Your job is to restate each entry word for word.
[START OF Provided records]
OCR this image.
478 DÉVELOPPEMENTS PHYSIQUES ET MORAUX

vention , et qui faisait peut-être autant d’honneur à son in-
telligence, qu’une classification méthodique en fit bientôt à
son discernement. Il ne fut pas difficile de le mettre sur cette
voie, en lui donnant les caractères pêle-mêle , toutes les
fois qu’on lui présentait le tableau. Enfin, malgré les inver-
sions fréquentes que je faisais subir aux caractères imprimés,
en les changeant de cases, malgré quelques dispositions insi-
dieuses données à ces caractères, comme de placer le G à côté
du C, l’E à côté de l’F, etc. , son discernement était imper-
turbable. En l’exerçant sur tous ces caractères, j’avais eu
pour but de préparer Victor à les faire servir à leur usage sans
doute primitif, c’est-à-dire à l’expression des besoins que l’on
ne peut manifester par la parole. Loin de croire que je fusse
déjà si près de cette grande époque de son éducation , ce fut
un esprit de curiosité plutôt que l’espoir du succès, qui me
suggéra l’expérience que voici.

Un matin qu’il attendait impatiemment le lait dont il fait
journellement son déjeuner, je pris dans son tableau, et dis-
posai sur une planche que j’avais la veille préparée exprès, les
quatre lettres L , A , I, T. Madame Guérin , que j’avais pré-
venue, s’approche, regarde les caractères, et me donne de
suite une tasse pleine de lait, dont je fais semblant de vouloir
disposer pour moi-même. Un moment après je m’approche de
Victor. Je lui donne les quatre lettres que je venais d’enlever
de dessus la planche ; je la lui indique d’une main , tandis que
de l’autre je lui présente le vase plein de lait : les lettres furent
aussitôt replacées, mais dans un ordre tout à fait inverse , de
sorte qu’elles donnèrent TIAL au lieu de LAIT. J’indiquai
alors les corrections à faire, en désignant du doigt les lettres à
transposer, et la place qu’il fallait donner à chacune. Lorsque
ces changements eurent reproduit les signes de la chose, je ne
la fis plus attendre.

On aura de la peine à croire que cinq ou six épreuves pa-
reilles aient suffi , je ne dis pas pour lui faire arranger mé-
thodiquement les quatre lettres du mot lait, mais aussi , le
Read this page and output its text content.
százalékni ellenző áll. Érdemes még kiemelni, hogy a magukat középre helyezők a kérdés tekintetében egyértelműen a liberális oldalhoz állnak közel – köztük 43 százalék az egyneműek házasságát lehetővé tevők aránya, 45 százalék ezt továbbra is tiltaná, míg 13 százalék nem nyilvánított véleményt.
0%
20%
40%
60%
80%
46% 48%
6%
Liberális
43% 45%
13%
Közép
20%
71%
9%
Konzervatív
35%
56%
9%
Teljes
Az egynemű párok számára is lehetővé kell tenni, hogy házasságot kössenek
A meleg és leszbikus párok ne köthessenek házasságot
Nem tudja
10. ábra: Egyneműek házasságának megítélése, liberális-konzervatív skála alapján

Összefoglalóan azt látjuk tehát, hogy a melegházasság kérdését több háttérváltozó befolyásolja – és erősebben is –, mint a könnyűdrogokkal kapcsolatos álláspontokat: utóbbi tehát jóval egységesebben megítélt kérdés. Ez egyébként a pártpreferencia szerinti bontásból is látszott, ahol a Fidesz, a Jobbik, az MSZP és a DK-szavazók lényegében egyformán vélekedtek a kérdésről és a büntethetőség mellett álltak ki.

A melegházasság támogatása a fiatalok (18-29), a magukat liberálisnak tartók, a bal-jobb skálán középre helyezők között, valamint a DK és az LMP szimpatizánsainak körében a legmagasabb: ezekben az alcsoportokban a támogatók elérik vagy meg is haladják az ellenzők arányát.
[END OF Provided records]
### Result
OCR this image.
478 DÉVELOPPEMENTS PHYSIQUES ET MORAUX

vention , et qui faisait peut-être autant d’honneur à son in-
telligence, qu’une classification méthodique en fit bientôt à
son discernement. Il ne fut pas difficile de le mettre sur cette
voie, en lui donnant les caractères pêle-mêle , toutes les
fois qu’on lui présentait le tableau. Enfin, malgré les inver-
sions fréquentes que je faisais subir aux caractères imprimés,
en les changeant de cases, malgré quelques dispositions insi-
dieuses données à ces caractères, comme de placer le G à côté
du C, l’E à côté de l’F, etc. , son discernement était imper-
turbable. En l’exerçant sur tous ces caractères, j’avais eu
pour but de préparer Victor à les faire servir à leur usage sans
doute primitif, c’est-à-dire à l’expression des besoins que l’on
ne peut manifester par la parole. Loin de croire que je fusse
déjà si près de cette grande époque de son éducation , ce fut
un esprit de curiosité plutôt que l’espoir du succès, qui me
suggéra l’expérience que voici.

Un matin qu’il attendait impatiemment le lait dont il fait
journellement son déjeuner, je pris dans son tableau, et dis-
posai sur une planche que j’avais la veille préparée exprès, les
quatre lettres L , A , I, T. Madame Guérin , que j’avais pré-
venue, s’approche, regarde les caractères, et me donne de
suite une tasse pleine de lait, dont je fais semblant de vouloir
disposer pour moi-même. Un moment après je m’approche de
Victor. Je lui donne les quatre lettres que je venais d’enlever
de dessus la planche ; je la lui indique d’une main , tandis que
de l’autre je lui présente le vase plein de lait : les lettres furent
aussitôt replacées, mais dans un ordre tout à fait inverse , de
sorte qu’elles donnèrent TIAL au lieu de LAIT. J’indiquai
alors les corrections à faire, en désignant du doigt les lettres à
transposer, et la place qu’il fallait donner à chacune. Lorsque
ces changements eurent reproduit les signes de la chose, je ne
la fis plus attendre.

On aura de la peine à croire que cinq ou six épreuves pa-
reilles aient suffi , je ne dis pas pour lui faire arranger mé-
thodiquement les quatre lettres du mot lait, mais aussi , le
Read this page and output its text content.
százalékni ellenző áll. Érdemes még kiemelni, hogy a magukat középre helyezők a kérdés tekintetében egyértelműen a liberális oldalhoz állnak közel – köztük 43 százalék az egyneműek házasságát lehetővé tevők aránya, 45 százalék ezt továbbra is tiltaná, míg 13 százalék nem nyilvánított véleményt.
0%
20%
40%
60%
80%
46% 48%
6%
Liberális
43% 45%
13%
Közép
20%
71%
9%
Konzervatív
35%
56%
9%
Teljes
Az egynemű párok számára is lehetővé kell tenni, hogy házasságot kössenek
A meleg és leszbikus párok ne köthessenek házasságot
Nem tudja
10. ábra: Egyneműek házasságának megítélése, liberális-konzervatív skála alapján

Összefoglalóan azt látjuk tehát, hogy a melegházasság kérdését több háttérváltozó befolyásolja – és erősebben is –, mint a könnyűdrogokkal kapcsolatos álláspontokat: utóbbi tehát jóval egységesebben megítélt kérdés. Ez egyébként a pártpreferencia szerinti bontásból is látszott, ahol a Fidesz, a Jobbik, az MSZP és a DK-szavazók lényegében egyformán vélekedtek a kérdésről és a büntethetőség mellett álltak ki.

A melegházasság támogatása a fiatalok (18-29), a magukat liberálisnak tartók, a bal-jobb skálán középre helyezők között, valamint a DK és az LMP szimpatizánsainak körében a legmagasabb: ezekben az alcsoportokban a támogatók elérik vagy meg is haladják az ellenzők arányát.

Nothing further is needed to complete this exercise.